» What needs to be done: Transcribe every line of the records verbatim.

» Given data:

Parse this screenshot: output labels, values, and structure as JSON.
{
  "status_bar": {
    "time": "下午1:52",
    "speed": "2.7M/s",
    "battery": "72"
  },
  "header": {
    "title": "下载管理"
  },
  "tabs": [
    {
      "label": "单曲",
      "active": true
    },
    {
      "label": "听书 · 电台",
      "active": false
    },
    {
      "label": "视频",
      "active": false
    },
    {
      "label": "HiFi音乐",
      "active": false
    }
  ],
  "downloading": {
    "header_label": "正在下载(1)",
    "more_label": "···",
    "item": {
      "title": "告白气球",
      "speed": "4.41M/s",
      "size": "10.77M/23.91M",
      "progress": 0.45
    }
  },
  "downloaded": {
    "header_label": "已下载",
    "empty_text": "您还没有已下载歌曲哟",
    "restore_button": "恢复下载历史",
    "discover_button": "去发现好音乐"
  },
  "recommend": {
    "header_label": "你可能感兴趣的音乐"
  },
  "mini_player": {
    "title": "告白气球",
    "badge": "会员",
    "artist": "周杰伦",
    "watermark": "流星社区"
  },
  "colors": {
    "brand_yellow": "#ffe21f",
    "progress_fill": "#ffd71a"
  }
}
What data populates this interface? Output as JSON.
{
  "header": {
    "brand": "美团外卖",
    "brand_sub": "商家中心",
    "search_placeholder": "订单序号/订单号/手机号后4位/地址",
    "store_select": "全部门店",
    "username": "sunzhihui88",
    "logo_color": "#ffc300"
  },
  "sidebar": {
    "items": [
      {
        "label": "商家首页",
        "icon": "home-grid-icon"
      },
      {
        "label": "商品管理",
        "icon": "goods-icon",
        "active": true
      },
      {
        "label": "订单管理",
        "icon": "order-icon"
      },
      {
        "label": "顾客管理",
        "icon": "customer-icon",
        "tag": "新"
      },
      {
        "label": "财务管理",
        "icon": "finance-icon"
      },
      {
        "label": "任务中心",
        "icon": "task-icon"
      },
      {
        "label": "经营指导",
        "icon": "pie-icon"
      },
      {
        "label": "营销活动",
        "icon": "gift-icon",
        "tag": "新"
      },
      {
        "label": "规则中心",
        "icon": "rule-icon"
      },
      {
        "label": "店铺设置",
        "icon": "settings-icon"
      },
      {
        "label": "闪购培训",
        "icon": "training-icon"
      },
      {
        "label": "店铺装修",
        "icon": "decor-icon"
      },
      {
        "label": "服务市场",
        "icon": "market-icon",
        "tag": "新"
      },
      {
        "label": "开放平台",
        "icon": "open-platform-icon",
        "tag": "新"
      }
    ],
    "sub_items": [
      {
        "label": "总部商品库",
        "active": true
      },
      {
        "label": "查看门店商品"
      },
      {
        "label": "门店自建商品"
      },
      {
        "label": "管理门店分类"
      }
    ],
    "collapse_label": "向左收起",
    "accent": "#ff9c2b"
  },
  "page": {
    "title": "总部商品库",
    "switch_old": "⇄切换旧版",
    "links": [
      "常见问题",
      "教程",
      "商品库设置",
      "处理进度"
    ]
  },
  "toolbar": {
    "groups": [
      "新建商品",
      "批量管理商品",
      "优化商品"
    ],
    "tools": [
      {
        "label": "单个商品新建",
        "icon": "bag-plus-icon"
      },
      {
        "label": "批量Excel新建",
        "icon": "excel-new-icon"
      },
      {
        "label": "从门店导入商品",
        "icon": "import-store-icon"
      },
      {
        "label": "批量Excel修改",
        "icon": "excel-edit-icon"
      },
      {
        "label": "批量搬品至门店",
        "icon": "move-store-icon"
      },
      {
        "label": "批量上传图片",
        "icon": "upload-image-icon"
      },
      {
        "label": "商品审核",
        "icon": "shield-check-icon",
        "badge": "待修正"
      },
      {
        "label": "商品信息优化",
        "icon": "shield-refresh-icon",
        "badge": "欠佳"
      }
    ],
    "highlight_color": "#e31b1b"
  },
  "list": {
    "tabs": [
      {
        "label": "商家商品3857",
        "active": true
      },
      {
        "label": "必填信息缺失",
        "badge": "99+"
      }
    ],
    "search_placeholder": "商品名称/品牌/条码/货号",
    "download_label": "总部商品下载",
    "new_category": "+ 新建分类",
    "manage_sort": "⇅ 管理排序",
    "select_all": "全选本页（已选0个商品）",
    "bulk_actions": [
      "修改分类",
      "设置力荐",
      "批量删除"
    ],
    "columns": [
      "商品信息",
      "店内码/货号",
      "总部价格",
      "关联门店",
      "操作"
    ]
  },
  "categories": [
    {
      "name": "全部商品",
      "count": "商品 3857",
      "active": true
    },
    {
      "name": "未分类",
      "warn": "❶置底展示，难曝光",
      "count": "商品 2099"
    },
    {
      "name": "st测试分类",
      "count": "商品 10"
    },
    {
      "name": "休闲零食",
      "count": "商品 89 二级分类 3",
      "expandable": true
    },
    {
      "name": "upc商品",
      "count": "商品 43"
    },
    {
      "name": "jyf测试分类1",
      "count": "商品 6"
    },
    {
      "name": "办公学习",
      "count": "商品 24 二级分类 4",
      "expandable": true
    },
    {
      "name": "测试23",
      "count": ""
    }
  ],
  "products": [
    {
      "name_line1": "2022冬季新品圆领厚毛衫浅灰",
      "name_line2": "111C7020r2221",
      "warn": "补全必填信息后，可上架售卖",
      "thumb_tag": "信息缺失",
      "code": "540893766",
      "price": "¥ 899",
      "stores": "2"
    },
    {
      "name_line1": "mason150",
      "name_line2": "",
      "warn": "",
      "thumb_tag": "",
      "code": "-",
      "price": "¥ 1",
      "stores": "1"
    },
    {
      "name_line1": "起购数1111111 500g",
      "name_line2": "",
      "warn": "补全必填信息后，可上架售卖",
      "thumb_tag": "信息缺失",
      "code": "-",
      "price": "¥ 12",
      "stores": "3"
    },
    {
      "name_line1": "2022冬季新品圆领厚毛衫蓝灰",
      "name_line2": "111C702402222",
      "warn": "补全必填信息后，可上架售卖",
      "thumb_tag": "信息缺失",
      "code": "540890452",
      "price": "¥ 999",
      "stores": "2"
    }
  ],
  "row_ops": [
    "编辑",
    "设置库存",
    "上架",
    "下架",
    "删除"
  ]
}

» Result for this task:
Parse this screenshot: output labels, values, and structure as JSON.
{
  "status_bar": {
    "time": "下午1:52",
    "speed": "2.7M/s",
    "battery": "72"
  },
  "header": {
    "title": "下载管理"
  },
  "tabs": [
    {
      "label": "单曲",
      "active": true
    },
    {
      "label": "听书 · 电台",
      "active": false
    },
    {
      "label": "视频",
      "active": false
    },
    {
      "label": "HiFi音乐",
      "active": false
    }
  ],
  "downloading": {
    "header_label": "正在下载(1)",
    "more_label": "···",
    "item": {
      "title": "告白气球",
      "speed": "4.41M/s",
      "size": "10.77M/23.91M",
      "progress": 0.45
    }
  },
  "downloaded": {
    "header_label": "已下载",
    "empty_text": "您还没有已下载歌曲哟",
    "restore_button": "恢复下载历史",
    "discover_button": "去发现好音乐"
  },
  "recommend": {
    "header_label": "你可能感兴趣的音乐"
  },
  "mini_player": {
    "title": "告白气球",
    "badge": "会员",
    "artist": "周杰伦",
    "watermark": "流星社区"
  },
  "colors": {
    "brand_yellow": "#ffe21f",
    "progress_fill": "#ffd71a"
  }
}
What data populates this interface? Output as JSON.
{
  "header": {
    "brand": "美团外卖",
    "brand_sub": "商家中心",
    "search_placeholder": "订单序号/订单号/手机号后4位/地址",
    "store_select": "全部门店",
    "username": "sunzhihui88",
    "logo_color": "#ffc300"
  },
  "sidebar": {
    "items": [
      {
        "label": "商家首页",
        "icon": "home-grid-icon"
      },
      {
        "label": "商品管理",
        "icon": "goods-icon",
        "active": true
      },
      {
        "label": "订单管理",
        "icon": "order-icon"
      },
      {
        "label": "顾客管理",
        "icon": "customer-icon",
        "tag": "新"
      },
      {
        "label": "财务管理",
        "icon": "finance-icon"
      },
      {
        "label": "任务中心",
        "icon": "task-icon"
      },
      {
        "label": "经营指导",
        "icon": "pie-icon"
      },
      {
        "label": "营销活动",
        "icon": "gift-icon",
        "tag": "新"
      },
      {
        "label": "规则中心",
        "icon": "rule-icon"
      },
      {
        "label": "店铺设置",
        "icon": "settings-icon"
      },
      {
        "label": "闪购培训",
        "icon": "training-icon"
      },
      {
        "label": "店铺装修",
        "icon": "decor-icon"
      },
      {
        "label": "服务市场",
        "icon": "market-icon",
        "tag": "新"
      },
      {
        "label": "开放平台",
        "icon": "open-platform-icon",
        "tag": "新"
      }
    ],
    "sub_items": [
      {
        "label": "总部商品库",
        "active": true
      },
      {
        "label": "查看门店商品"
      },
      {
        "label": "门店自建商品"
      },
      {
        "label": "管理门店分类"
      }
    ],
    "collapse_label": "向左收起",
    "accent": "#ff9c2b"
  },
  "page": {
    "title": "总部商品库",
    "switch_old": "⇄切换旧版",
    "links": [
      "常见问题",
      "教程",
      "商品库设置",
      "处理进度"
    ]
  },
  "toolbar": {
    "groups": [
      "新建商品",
      "批量管理商品",
      "优化商品"
    ],
    "tools": [
      {
        "label": "单个商品新建",
        "icon": "bag-plus-icon"
      },
      {
        "label": "批量Excel新建",
        "icon": "excel-new-icon"
      },
      {
        "label": "从门店导入商品",
        "icon": "import-store-icon"
      },
      {
        "label": "批量Excel修改",
        "icon": "excel-edit-icon"
      },
      {
        "label": "批量搬品至门店",
        "icon": "move-store-icon"
      },
      {
        "label": "批量上传图片",
        "icon": "upload-image-icon"
      },
      {
        "label": "商品审核",
        "icon": "shield-check-icon",
        "badge": "待修正"
      },
      {
        "label": "商品信息优化",
        "icon": "shield-refresh-icon",
        "badge": "欠佳"
      }
    ],
    "highlight_color": "#e31b1b"
  },
  "list": {
    "tabs": [
      {
        "label": "商家商品3857",
        "active": true
      },
      {
        "label": "必填信息缺失",
        "badge": "99+"
      }
    ],
    "search_placeholder": "商品名称/品牌/条码/货号",
    "download_label": "总部商品下载",
    "new_category": "+ 新建分类",
    "manage_sort": "⇅ 管理排序",
    "select_all": "全选本页（已选0个商品）",
    "bulk_actions": [
      "修改分类",
      "设置力荐",
      "批量删除"
    ],
    "columns": [
      "商品信息",
      "店内码/货号",
      "总部价格",
      "关联门店",
      "操作"
    ]
  },
  "categories": [
    {
      "name": "全部商品",
      "count": "商品 3857",
      "active": true
    },
    {
      "name": "未分类",
      "warn": "❶置底展示，难曝光",
      "count": "商品 2099"
    },
    {
      "name": "st测试分类",
      "count": "商品 10"
    },
    {
      "name": "休闲零食",
      "count": "商品 89 二级分类 3",
      "expandable": true
    },
    {
      "name": "upc商品",
      "count": "商品 43"
    },
    {
      "name": "jyf测试分类1",
      "count": "商品 6"
    },
    {
      "name": "办公学习",
      "count": "商品 24 二级分类 4",
      "expandable": true
    },
    {
      "name": "测试23",
      "count": ""
    }
  ],
  "products": [
    {
      "name_line1": "2022冬季新品圆领厚毛衫浅灰",
      "name_line2": "111C7020r2221",
      "warn": "补全必填信息后，可上架售卖",
      "thumb_tag": "信息缺失",
      "code": "540893766",
      "price": "¥ 899",
      "stores": "2"
    },
    {
      "name_line1": "mason150",
      "name_line2": "",
      "warn": "",
      "thumb_tag": "",
      "code": "-",
      "price": "¥ 1",
      "stores": "1"
    },
    {
      "name_line1": "起购数1111111 500g",
      "name_line2": "",
      "warn": "补全必填信息后，可上架售卖",
      "thumb_tag": "信息缺失",
      "code": "-",
      "price": "¥ 12",
      "stores": "3"
    },
    {
      "name_line1": "2022冬季新品圆领厚毛衫蓝灰",
      "name_line2": "111C702402222",
      "warn": "补全必填信息后，可上架售卖",
      "thumb_tag": "信息缺失",
      "code": "540890452",
      "price": "¥ 999",
      "stores": "2"
    }
  ],
  "row_ops": [
    "编辑",
    "设置库存",
    "上架",
    "下架",
    "删除"
  ]
}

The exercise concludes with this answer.